(DATA FOR THIS TASK):
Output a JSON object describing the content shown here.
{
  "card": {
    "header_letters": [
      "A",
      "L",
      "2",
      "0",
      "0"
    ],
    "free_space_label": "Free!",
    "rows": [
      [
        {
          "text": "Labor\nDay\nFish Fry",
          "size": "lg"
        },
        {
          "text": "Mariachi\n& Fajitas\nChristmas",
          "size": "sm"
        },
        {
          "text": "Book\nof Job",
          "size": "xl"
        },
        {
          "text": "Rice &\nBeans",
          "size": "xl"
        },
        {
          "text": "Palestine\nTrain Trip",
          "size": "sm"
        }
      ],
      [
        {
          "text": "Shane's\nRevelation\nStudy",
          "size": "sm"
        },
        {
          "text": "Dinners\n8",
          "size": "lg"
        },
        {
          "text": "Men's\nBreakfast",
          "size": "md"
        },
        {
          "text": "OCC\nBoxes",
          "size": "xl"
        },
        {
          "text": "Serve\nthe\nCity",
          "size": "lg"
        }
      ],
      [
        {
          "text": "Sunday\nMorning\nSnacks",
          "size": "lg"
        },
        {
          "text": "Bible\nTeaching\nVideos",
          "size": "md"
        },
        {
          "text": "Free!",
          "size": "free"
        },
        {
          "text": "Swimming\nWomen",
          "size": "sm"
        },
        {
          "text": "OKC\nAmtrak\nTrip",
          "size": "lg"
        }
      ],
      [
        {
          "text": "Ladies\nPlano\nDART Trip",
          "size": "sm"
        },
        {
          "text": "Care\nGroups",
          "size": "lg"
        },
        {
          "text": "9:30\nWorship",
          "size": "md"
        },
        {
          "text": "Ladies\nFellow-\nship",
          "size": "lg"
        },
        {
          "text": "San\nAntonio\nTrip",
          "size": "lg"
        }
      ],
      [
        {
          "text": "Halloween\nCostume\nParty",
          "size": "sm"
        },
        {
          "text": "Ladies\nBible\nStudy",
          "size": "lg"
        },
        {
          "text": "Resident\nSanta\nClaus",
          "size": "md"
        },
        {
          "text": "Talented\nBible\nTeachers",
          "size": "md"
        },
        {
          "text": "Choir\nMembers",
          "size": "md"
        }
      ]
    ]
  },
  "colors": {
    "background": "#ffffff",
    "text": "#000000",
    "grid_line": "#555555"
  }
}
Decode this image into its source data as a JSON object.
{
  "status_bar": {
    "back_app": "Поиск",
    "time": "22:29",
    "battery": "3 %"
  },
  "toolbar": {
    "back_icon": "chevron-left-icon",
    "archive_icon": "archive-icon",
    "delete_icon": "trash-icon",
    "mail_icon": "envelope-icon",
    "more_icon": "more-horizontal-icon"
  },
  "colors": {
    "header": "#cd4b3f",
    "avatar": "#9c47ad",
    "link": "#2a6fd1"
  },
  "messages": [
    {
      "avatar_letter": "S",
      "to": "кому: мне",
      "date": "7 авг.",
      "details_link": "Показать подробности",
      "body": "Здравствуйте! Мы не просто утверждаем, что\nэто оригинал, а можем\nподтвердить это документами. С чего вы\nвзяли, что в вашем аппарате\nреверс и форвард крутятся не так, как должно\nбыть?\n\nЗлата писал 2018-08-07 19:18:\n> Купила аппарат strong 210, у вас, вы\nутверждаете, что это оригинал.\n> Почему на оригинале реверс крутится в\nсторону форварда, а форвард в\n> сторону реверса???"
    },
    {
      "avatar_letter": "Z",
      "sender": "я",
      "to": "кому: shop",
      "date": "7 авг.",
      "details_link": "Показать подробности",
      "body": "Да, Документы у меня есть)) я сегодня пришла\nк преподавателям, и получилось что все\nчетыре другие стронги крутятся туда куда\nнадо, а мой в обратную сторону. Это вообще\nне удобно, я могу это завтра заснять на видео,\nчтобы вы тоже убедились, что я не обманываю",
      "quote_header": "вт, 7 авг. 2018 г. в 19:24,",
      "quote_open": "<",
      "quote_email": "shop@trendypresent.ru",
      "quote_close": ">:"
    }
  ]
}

(WRITTEN PROBLEM): Copy all lines of the listing above that contain the string "body".

(CORRECT RESPONSE):
      "body": "Здравствуйте! Мы не просто утверждаем, что\nэто оригинал, а можем\nподтвердить это документами. С чего вы\nвзяли, что в вашем аппарате\nреверс и форвард крутятся не так, как должно\nбыть?\n\nЗлата писал 2018-08-07 19:18:\n> Купила аппарат strong 210, у вас, вы\nутверждаете, что это оригинал.\n> Почему на оригинале реверс крутится в\nсторону форварда, а форвард в\n> сторону реверса???"
      "body": "Да, Документы у меня есть)) я сегодня пришла\nк преподавателям, и получилось что все\nчетыре другие стронги крутятся туда куда\nнадо, а мой в обратную сторону. Это вообще\nне удобно, я могу это завтра заснять на видео,\nчтобы вы тоже убедились, что я не обманываю",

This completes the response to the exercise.